Repeat the data verbatim.

-- START OF Raw data --

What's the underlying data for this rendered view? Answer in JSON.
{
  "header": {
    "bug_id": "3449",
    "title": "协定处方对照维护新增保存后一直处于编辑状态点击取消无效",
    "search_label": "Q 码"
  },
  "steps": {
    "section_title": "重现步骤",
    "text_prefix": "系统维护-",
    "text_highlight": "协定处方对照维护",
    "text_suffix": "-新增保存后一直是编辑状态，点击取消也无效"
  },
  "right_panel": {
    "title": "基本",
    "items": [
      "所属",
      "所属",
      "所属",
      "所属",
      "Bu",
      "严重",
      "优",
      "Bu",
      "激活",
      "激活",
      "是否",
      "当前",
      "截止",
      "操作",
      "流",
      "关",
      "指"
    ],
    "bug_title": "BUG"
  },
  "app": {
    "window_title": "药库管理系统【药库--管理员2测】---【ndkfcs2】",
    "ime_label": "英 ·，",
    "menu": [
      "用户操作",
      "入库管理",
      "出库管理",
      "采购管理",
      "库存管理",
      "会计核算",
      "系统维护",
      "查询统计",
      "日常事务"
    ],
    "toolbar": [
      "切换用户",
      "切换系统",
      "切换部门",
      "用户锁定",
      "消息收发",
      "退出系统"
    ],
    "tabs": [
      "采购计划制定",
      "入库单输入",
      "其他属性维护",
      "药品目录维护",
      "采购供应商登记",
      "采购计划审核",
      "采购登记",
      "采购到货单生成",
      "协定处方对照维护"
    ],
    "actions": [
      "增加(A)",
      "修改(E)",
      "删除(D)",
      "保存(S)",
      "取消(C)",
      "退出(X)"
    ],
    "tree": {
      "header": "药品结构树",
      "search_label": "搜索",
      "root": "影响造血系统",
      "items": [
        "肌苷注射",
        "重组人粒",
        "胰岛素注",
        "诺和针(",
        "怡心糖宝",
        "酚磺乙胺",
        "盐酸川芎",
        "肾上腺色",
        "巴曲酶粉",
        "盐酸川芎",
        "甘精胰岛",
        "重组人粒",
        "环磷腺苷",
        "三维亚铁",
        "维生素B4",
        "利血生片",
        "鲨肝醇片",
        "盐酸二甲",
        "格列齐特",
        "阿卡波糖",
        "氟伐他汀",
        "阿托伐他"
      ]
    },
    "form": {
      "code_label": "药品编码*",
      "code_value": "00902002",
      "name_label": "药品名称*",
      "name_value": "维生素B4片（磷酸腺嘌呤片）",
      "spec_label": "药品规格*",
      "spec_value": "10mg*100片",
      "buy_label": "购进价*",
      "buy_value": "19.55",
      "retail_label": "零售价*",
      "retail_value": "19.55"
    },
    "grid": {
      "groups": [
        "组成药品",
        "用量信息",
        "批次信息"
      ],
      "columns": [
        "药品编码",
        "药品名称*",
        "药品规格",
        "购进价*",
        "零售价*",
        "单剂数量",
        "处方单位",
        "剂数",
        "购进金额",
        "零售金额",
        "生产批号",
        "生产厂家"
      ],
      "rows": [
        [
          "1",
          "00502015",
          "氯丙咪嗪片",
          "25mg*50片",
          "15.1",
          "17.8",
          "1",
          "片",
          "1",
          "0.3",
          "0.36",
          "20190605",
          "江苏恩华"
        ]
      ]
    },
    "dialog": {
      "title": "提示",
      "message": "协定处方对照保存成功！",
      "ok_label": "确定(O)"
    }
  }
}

-- END OF Raw data --

**Solution for this problem**
What's the underlying data for this rendered view? Answer in JSON.
{
  "header": {
    "bug_id": "3449",
    "title": "协定处方对照维护新增保存后一直处于编辑状态点击取消无效",
    "search_label": "Q 码"
  },
  "steps": {
    "section_title": "重现步骤",
    "text_prefix": "系统维护-",
    "text_highlight": "协定处方对照维护",
    "text_suffix": "-新增保存后一直是编辑状态，点击取消也无效"
  },
  "right_panel": {
    "title": "基本",
    "items": [
      "所属",
      "所属",
      "所属",
      "所属",
      "Bu",
      "严重",
      "优",
      "Bu",
      "激活",
      "激活",
      "是否",
      "当前",
      "截止",
      "操作",
      "流",
      "关",
      "指"
    ],
    "bug_title": "BUG"
  },
  "app": {
    "window_title": "药库管理系统【药库--管理员2测】---【ndkfcs2】",
    "ime_label": "英 ·，",
    "menu": [
      "用户操作",
      "入库管理",
      "出库管理",
      "采购管理",
      "库存管理",
      "会计核算",
      "系统维护",
      "查询统计",
      "日常事务"
    ],
    "toolbar": [
      "切换用户",
      "切换系统",
      "切换部门",
      "用户锁定",
      "消息收发",
      "退出系统"
    ],
    "tabs": [
      "采购计划制定",
      "入库单输入",
      "其他属性维护",
      "药品目录维护",
      "采购供应商登记",
      "采购计划审核",
      "采购登记",
      "采购到货单生成",
      "协定处方对照维护"
    ],
    "actions": [
      "增加(A)",
      "修改(E)",
      "删除(D)",
      "保存(S)",
      "取消(C)",
      "退出(X)"
    ],
    "tree": {
      "header": "药品结构树",
      "search_label": "搜索",
      "root": "影响造血系统",
      "items": [
        "肌苷注射",
        "重组人粒",
        "胰岛素注",
        "诺和针(",
        "怡心糖宝",
        "酚磺乙胺",
        "盐酸川芎",
        "肾上腺色",
        "巴曲酶粉",
        "盐酸川芎",
        "甘精胰岛",
        "重组人粒",
        "环磷腺苷",
        "三维亚铁",
        "维生素B4",
        "利血生片",
        "鲨肝醇片",
        "盐酸二甲",
        "格列齐特",
        "阿卡波糖",
        "氟伐他汀",
        "阿托伐他"
      ]
    },
    "form": {
      "code_label": "药品编码*",
      "code_value": "00902002",
      "name_label": "药品名称*",
      "name_value": "维生素B4片（磷酸腺嘌呤片）",
      "spec_label": "药品规格*",
      "spec_value": "10mg*100片",
      "buy_label": "购进价*",
      "buy_value": "19.55",
      "retail_label": "零售价*",
      "retail_value": "19.55"
    },
    "grid": {
      "groups": [
        "组成药品",
        "用量信息",
        "批次信息"
      ],
      "columns": [
        "药品编码",
        "药品名称*",
        "药品规格",
        "购进价*",
        "零售价*",
        "单剂数量",
        "处方单位",
        "剂数",
        "购进金额",
        "零售金额",
        "生产批号",
        "生产厂家"
      ],
      "rows": [
        [
          "1",
          "00502015",
          "氯丙咪嗪片",
          "25mg*50片",
          "15.1",
          "17.8",
          "1",
          "片",
          "1",
          "0.3",
          "0.36",
          "20190605",
          "江苏恩华"
        ]
      ]
    },
    "dialog": {
      "title": "提示",
      "message": "协定处方对照保存成功！",
      "ok_label": "确定(O)"
    }
  }
}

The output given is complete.